* Task brief *
Your task is to reproduce the entries below word for word.

* Stored records *
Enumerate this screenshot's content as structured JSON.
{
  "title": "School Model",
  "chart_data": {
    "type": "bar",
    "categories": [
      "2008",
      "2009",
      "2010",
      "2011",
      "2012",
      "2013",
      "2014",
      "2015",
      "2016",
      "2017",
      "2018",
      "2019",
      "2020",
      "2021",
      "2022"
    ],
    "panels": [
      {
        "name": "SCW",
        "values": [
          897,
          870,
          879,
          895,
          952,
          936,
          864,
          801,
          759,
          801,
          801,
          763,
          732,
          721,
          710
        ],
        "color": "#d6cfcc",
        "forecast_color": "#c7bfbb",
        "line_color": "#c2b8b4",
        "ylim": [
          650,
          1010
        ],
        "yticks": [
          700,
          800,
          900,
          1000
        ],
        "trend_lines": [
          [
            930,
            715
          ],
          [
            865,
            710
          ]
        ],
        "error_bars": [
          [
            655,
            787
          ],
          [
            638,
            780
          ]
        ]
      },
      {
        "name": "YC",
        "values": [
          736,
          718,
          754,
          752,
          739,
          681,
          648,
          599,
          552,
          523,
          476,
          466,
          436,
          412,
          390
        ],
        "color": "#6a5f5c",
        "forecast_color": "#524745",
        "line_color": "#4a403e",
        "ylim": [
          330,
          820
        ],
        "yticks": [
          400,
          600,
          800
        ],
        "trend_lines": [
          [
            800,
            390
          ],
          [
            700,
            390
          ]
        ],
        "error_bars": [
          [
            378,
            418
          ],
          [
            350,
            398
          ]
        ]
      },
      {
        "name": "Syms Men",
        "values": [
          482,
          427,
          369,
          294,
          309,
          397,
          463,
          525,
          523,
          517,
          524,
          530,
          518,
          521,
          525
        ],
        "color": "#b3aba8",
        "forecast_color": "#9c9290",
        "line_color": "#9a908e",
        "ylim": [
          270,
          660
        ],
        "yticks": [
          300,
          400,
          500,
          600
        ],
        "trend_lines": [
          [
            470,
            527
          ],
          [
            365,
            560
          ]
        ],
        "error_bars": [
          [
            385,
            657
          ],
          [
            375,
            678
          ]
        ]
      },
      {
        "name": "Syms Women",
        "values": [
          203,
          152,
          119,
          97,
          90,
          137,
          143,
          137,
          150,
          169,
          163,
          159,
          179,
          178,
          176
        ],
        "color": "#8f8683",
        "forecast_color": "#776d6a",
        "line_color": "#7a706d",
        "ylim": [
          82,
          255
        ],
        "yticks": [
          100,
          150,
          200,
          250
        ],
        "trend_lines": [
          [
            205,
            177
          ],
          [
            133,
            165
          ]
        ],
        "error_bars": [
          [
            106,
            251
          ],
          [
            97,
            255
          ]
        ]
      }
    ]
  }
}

* Answer to the problem *
Enumerate this screenshot's content as structured JSON.
{
  "title": "School Model",
  "chart_data": {
    "type": "bar",
    "categories": [
      "2008",
      "2009",
      "2010",
      "2011",
      "2012",
      "2013",
      "2014",
      "2015",
      "2016",
      "2017",
      "2018",
      "2019",
      "2020",
      "2021",
      "2022"
    ],
    "panels": [
      {
        "name": "SCW",
        "values": [
          897,
          870,
          879,
          895,
          952,
          936,
          864,
          801,
          759,
          801,
          801,
          763,
          732,
          721,
          710
        ],
        "color": "#d6cfcc",
        "forecast_color": "#c7bfbb",
        "line_color": "#c2b8b4",
        "ylim": [
          650,
          1010
        ],
        "yticks": [
          700,
          800,
          900,
          1000
        ],
        "trend_lines": [
          [
            930,
            715
          ],
          [
            865,
            710
          ]
        ],
        "error_bars": [
          [
            655,
            787
          ],
          [
            638,
            780
          ]
        ]
      },
      {
        "name": "YC",
        "values": [
          736,
          718,
          754,
          752,
          739,
          681,
          648,
          599,
          552,
          523,
          476,
          466,
          436,
          412,
          390
        ],
        "color": "#6a5f5c",
        "forecast_color": "#524745",
        "line_color": "#4a403e",
        "ylim": [
          330,
          820
        ],
        "yticks": [
          400,
          600,
          800
        ],
        "trend_lines": [
          [
            800,
            390
          ],
          [
            700,
            390
          ]
        ],
        "error_bars": [
          [
            378,
            418
          ],
          [
            350,
            398
          ]
        ]
      },
      {
        "name": "Syms Men",
        "values": [
          482,
          427,
          369,
          294,
          309,
          397,
          463,
          525,
          523,
          517,
          524,
          530,
          518,
          521,
          525
        ],
        "color": "#b3aba8",
        "forecast_color": "#9c9290",
        "line_color": "#9a908e",
        "ylim": [
          270,
          660
        ],
        "yticks": [
          300,
          400,
          500,
          600
        ],
        "trend_lines": [
          [
            470,
            527
          ],
          [
            365,
            560
          ]
        ],
        "error_bars": [
          [
            385,
            657
          ],
          [
            375,
            678
          ]
        ]
      },
      {
        "name": "Syms Women",
        "values": [
          203,
          152,
          119,
          97,
          90,
          137,
          143,
          137,
          150,
          169,
          163,
          159,
          179,
          178,
          176
        ],
        "color": "#8f8683",
        "forecast_color": "#776d6a",
        "line_color": "#7a706d",
        "ylim": [
          82,
          255
        ],
        "yticks": [
          100,
          150,
          200,
          250
        ],
        "trend_lines": [
          [
            205,
            177
          ],
          [
            133,
            165
          ]
        ],
        "error_bars": [
          [
            106,
            251
          ],
          [
            97,
            255
          ]
        ]
      }
    ]
  }
}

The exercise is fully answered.